Please copy out, unchanged, everything from the very first line of the entries below down to and including the line containing "legend-item: Netinkamas bbox=[98, 453, 188, 471]".

..........

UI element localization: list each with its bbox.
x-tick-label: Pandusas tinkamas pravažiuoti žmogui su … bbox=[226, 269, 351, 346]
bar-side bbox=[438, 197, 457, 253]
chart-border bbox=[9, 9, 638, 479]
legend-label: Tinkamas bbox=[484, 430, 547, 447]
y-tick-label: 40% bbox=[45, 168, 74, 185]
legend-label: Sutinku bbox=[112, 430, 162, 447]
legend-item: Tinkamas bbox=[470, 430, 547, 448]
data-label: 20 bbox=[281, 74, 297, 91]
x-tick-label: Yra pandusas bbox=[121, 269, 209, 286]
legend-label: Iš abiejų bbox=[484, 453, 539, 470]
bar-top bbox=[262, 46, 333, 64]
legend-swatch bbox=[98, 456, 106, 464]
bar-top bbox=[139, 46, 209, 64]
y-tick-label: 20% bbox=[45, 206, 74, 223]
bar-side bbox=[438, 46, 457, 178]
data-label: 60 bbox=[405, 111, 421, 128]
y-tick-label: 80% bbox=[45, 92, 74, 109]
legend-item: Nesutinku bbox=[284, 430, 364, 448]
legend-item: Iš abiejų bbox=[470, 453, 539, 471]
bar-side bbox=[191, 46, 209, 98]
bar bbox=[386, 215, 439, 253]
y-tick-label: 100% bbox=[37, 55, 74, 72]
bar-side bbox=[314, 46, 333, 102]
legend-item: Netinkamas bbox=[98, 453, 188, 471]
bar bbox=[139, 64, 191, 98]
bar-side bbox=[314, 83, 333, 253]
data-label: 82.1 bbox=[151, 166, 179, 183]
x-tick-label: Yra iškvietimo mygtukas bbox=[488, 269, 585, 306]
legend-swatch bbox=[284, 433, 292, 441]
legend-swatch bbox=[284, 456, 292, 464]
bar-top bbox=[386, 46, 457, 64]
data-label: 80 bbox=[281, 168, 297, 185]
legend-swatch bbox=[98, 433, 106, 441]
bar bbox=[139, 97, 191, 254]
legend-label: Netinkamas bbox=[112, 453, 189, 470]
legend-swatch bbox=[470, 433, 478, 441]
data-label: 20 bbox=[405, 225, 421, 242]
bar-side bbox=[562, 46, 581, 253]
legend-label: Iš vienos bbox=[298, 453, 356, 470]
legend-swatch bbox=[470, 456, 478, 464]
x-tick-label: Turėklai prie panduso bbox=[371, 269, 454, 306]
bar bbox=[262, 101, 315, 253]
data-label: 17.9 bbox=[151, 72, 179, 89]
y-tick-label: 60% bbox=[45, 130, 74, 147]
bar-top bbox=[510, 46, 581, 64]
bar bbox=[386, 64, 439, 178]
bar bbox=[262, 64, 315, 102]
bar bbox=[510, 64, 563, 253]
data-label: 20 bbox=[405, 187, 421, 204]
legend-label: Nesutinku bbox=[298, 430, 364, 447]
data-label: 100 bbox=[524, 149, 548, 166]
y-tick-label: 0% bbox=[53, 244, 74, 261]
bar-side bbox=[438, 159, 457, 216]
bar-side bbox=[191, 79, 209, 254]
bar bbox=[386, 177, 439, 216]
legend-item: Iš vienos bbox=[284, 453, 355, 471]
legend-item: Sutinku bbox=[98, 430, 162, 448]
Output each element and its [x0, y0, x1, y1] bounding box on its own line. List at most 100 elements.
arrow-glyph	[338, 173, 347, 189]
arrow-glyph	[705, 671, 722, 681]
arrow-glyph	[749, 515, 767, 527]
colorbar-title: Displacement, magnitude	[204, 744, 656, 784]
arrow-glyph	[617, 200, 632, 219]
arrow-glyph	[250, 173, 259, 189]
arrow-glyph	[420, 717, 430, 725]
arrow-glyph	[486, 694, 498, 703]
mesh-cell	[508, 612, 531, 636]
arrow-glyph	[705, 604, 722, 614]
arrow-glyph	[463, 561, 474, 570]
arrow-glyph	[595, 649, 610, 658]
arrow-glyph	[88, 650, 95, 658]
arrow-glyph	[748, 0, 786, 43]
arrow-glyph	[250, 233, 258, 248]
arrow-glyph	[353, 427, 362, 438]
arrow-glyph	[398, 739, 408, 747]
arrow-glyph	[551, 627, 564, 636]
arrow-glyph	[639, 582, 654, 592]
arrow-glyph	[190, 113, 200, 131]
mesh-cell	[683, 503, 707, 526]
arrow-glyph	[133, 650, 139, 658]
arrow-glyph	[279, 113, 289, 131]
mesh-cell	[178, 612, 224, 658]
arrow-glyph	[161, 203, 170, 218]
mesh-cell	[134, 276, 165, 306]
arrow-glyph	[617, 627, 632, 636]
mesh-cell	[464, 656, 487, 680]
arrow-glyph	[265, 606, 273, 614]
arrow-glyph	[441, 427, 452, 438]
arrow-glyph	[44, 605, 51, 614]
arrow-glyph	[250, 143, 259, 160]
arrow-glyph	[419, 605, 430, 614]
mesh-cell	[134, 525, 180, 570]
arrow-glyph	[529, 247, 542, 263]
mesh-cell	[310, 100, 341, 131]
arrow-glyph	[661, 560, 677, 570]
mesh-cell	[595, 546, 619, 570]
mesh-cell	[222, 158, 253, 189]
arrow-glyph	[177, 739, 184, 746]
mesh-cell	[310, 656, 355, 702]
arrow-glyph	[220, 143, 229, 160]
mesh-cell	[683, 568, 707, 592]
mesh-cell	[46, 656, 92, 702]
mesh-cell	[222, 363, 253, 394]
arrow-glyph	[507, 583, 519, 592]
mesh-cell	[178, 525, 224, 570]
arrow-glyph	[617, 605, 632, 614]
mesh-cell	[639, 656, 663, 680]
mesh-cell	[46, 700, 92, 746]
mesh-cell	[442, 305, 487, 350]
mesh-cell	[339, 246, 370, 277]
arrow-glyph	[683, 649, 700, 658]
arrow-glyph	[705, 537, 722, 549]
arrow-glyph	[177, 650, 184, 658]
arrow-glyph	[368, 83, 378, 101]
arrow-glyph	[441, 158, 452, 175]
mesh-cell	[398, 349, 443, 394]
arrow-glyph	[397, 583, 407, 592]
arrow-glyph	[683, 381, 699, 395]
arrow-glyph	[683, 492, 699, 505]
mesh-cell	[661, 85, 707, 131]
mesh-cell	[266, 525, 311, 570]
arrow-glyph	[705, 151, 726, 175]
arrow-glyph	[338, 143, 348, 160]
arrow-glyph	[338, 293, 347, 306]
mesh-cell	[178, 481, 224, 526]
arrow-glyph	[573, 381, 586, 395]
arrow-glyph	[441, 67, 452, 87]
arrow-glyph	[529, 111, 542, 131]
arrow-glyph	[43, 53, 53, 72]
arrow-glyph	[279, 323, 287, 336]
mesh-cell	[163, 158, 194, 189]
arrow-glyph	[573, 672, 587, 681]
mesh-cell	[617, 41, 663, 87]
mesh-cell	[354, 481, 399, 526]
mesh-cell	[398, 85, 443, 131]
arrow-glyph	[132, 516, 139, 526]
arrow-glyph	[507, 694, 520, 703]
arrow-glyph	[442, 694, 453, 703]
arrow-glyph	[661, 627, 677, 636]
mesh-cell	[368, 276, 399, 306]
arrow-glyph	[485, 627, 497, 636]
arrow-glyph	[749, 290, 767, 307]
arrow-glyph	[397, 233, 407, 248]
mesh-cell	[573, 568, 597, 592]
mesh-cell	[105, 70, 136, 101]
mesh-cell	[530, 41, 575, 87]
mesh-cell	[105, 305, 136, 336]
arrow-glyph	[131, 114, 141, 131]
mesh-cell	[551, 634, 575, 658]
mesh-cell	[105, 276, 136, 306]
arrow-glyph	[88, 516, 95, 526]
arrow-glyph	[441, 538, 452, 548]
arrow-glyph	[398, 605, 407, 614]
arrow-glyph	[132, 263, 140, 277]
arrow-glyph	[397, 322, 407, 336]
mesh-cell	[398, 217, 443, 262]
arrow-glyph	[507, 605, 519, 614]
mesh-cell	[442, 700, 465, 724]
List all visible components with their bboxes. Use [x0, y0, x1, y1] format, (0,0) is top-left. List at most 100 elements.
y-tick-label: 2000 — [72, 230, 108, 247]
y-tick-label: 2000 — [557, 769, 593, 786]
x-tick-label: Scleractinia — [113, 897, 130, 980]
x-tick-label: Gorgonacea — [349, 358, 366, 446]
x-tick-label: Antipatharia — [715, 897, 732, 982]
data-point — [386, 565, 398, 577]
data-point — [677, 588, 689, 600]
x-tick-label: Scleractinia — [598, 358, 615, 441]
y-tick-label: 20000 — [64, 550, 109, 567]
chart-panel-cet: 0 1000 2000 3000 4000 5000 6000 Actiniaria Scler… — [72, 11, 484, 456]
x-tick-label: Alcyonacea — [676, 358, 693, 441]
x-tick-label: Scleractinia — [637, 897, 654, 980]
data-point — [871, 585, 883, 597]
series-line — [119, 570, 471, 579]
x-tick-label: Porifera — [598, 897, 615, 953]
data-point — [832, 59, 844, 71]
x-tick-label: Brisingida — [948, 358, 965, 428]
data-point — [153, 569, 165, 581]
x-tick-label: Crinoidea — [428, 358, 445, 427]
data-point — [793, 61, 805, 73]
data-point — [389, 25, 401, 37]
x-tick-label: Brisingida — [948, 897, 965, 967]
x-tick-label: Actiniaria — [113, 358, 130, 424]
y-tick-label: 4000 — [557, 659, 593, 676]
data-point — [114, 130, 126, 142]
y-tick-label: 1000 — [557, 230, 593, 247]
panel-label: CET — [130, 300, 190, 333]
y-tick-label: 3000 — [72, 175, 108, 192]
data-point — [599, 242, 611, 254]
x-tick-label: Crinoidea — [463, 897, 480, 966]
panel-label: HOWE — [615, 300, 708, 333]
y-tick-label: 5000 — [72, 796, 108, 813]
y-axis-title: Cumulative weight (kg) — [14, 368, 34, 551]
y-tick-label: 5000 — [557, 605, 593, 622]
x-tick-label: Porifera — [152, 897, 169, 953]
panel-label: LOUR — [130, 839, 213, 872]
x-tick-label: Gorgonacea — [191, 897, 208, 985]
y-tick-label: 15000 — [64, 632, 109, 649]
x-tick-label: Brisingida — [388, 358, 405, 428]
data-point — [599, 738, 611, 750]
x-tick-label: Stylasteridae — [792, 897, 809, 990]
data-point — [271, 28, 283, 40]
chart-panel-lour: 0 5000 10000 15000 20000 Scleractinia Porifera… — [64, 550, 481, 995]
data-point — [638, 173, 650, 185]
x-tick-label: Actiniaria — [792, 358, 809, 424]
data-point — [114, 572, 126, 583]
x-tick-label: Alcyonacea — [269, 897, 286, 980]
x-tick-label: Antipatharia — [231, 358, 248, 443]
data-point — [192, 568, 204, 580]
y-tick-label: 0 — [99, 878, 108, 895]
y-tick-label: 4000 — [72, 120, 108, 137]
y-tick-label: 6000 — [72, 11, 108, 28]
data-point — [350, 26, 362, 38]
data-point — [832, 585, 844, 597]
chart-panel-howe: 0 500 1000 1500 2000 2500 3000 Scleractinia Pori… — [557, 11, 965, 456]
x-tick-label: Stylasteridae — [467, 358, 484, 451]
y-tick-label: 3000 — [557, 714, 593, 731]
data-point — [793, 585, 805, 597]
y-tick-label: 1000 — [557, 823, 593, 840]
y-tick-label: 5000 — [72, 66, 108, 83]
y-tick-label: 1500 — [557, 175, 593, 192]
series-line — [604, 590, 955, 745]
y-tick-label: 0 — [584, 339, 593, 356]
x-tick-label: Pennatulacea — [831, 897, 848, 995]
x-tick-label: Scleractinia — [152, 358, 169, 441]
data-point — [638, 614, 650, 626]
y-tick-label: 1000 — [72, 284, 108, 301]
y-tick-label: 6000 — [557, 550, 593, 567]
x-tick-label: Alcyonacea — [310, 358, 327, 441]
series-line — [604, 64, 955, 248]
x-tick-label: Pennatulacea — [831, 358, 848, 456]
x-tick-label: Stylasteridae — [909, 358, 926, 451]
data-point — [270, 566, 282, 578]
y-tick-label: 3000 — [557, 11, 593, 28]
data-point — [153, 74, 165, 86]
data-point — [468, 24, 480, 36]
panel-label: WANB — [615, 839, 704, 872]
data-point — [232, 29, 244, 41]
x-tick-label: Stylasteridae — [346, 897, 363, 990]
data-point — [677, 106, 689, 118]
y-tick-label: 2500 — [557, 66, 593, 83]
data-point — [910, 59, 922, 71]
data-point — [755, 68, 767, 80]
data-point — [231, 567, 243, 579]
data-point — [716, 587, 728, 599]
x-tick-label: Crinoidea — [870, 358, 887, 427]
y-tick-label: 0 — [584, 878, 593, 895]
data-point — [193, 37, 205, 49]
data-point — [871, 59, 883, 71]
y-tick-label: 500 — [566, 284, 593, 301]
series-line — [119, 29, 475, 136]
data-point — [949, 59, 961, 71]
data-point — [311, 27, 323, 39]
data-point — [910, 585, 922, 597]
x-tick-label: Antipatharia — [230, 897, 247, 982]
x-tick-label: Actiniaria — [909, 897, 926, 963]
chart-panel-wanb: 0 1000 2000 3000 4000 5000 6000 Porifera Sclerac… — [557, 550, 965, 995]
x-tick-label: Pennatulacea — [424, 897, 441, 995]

..........

Task output:
UI element localization: list each with its bbox.
x-tick-label: Pandusas tinkamas pravažiuoti žmogui su … bbox=[226, 269, 351, 346]
bar-side bbox=[438, 197, 457, 253]
chart-border bbox=[9, 9, 638, 479]
legend-label: Tinkamas bbox=[484, 430, 547, 447]
y-tick-label: 40% bbox=[45, 168, 74, 185]
legend-label: Sutinku bbox=[112, 430, 162, 447]
legend-item: Tinkamas bbox=[470, 430, 547, 448]
data-label: 20 bbox=[281, 74, 297, 91]
x-tick-label: Yra pandusas bbox=[121, 269, 209, 286]
legend-label: Iš abiejų bbox=[484, 453, 539, 470]
bar-top bbox=[262, 46, 333, 64]
legend-swatch bbox=[98, 456, 106, 464]
bar-top bbox=[139, 46, 209, 64]
y-tick-label: 20% bbox=[45, 206, 74, 223]
bar-side bbox=[438, 46, 457, 178]
data-label: 60 bbox=[405, 111, 421, 128]
y-tick-label: 80% bbox=[45, 92, 74, 109]
legend-item: Nesutinku bbox=[284, 430, 364, 448]
legend-item: Iš abiejų bbox=[470, 453, 539, 471]
bar-side bbox=[191, 46, 209, 98]
bar bbox=[386, 215, 439, 253]
y-tick-label: 100% bbox=[37, 55, 74, 72]
bar-side bbox=[314, 46, 333, 102]
legend-item: Netinkamas bbox=[98, 453, 188, 471]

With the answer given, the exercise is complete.